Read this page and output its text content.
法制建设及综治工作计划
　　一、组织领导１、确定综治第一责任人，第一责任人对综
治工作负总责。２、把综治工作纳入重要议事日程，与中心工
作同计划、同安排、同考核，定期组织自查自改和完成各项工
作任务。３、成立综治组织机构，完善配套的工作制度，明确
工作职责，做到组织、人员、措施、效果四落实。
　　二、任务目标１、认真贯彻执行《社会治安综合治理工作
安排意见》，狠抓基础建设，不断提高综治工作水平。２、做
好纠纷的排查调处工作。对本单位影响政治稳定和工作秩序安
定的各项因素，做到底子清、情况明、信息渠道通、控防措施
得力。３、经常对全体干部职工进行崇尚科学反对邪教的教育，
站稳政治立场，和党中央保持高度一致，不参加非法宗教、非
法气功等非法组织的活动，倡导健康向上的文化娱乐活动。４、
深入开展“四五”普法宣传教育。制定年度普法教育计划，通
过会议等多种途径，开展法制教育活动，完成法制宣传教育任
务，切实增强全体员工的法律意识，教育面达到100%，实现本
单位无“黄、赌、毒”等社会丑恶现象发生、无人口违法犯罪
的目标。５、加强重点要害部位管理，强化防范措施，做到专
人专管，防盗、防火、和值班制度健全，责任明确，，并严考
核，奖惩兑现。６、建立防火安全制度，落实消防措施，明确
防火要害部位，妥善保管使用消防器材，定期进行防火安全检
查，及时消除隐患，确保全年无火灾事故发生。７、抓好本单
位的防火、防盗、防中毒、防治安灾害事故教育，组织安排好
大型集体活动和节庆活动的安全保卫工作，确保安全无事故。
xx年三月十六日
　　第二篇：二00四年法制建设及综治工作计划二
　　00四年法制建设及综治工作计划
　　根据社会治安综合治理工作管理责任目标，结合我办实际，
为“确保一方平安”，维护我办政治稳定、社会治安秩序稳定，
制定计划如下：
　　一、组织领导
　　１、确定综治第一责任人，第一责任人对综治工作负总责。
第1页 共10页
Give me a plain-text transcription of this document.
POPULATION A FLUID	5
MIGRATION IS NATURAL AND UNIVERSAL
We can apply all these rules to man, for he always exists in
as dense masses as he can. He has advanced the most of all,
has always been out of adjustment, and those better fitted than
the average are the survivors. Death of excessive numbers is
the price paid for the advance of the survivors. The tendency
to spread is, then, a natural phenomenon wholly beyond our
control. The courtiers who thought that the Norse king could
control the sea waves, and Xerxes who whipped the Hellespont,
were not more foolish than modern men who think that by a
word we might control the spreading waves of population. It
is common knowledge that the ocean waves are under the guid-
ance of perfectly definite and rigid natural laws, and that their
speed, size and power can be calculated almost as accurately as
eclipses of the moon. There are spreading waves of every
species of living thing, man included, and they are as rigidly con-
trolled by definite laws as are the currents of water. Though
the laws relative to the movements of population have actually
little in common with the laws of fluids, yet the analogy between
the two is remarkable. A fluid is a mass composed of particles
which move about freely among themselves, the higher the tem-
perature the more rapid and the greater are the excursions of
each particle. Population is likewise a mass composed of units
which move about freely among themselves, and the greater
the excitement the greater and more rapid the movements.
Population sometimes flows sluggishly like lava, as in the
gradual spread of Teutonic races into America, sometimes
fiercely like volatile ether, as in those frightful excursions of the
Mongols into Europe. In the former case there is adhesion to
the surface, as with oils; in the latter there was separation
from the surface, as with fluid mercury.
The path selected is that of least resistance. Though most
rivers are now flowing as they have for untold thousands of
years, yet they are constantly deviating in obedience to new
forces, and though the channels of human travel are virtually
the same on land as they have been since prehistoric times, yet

• • • • • • •

▶ Written task:
Repeat the data above exactly.

▶ Result:
Read this page and output its text content.
法制建设及综治工作计划
　　一、组织领导１、确定综治第一责任人，第一责任人对综
治工作负总责。２、把综治工作纳入重要议事日程，与中心工
作同计划、同安排、同考核，定期组织自查自改和完成各项工
作任务。３、成立综治组织机构，完善配套的工作制度，明确
工作职责，做到组织、人员、措施、效果四落实。
　　二、任务目标１、认真贯彻执行《社会治安综合治理工作
安排意见》，狠抓基础建设，不断提高综治工作水平。２、做
好纠纷的排查调处工作。对本单位影响政治稳定和工作秩序安
定的各项因素，做到底子清、情况明、信息渠道通、控防措施
得力。３、经常对全体干部职工进行崇尚科学反对邪教的教育，
站稳政治立场，和党中央保持高度一致，不参加非法宗教、非
法气功等非法组织的活动，倡导健康向上的文化娱乐活动。４、
深入开展“四五”普法宣传教育。制定年度普法教育计划，通
过会议等多种途径，开展法制教育活动，完成法制宣传教育任
务，切实增强全体员工的法律意识，教育面达到100%，实现本
单位无“黄、赌、毒”等社会丑恶现象发生、无人口违法犯罪
的目标。５、加强重点要害部位管理，强化防范措施，做到专
人专管，防盗、防火、和值班制度健全，责任明确，，并严考
核，奖惩兑现。６、建立防火安全制度，落实消防措施，明确
防火要害部位，妥善保管使用消防器材，定期进行防火安全检
查，及时消除隐患，确保全年无火灾事故发生。７、抓好本单
位的防火、防盗、防中毒、防治安灾害事故教育，组织安排好
大型集体活动和节庆活动的安全保卫工作，确保安全无事故。
xx年三月十六日
　　第二篇：二00四年法制建设及综治工作计划二
　　00四年法制建设及综治工作计划
　　根据社会治安综合治理工作管理责任目标，结合我办实际，
为“确保一方平安”，维护我办政治稳定、社会治安秩序稳定，
制定计划如下：
　　一、组织领导
　　１、确定综治第一责任人，第一责任人对综治工作负总责。
第1页 共10页
Give me a plain-text transcription of this document.
POPULATION A FLUID	5
MIGRATION IS NATURAL AND UNIVERSAL
We can apply all these rules to man, for he always exists in
as dense masses as he can. He has advanced the most of all,
has always been out of adjustment, and those better fitted than
the average are the survivors. Death of excessive numbers is
the price paid for the advance of the survivors. The tendency
to spread is, then, a natural phenomenon wholly beyond our
control. The courtiers who thought that the Norse king could
control the sea waves, and Xerxes who whipped the Hellespont,
were not more foolish than modern men who think that by a
word we might control the spreading waves of population. It
is common knowledge that the ocean waves are under the guid-
ance of perfectly definite and rigid natural laws, and that their
speed, size and power can be calculated almost as accurately as
eclipses of the moon. There are spreading waves of every
species of living thing, man included, and they are as rigidly con-
trolled by definite laws as are the currents of water. Though
the laws relative to the movements of population have actually
little in common with the laws of fluids, yet the analogy between
the two is remarkable. A fluid is a mass composed of particles
which move about freely among themselves, the higher the tem-
perature the more rapid and the greater are the excursions of
each particle. Population is likewise a mass composed of units
which move about freely among themselves, and the greater
the excitement the greater and more rapid the movements.
Population sometimes flows sluggishly like lava, as in the
gradual spread of Teutonic races into America, sometimes
fiercely like volatile ether, as in those frightful excursions of the
Mongols into Europe. In the former case there is adhesion to
the surface, as with oils; in the latter there was separation
from the surface, as with fluid mercury.
The path selected is that of least resistance. Though most
rivers are now flowing as they have for untold thousands of
years, yet they are constantly deviating in obedience to new
forces, and though the channels of human travel are virtually
the same on land as they have been since prehistoric times, yet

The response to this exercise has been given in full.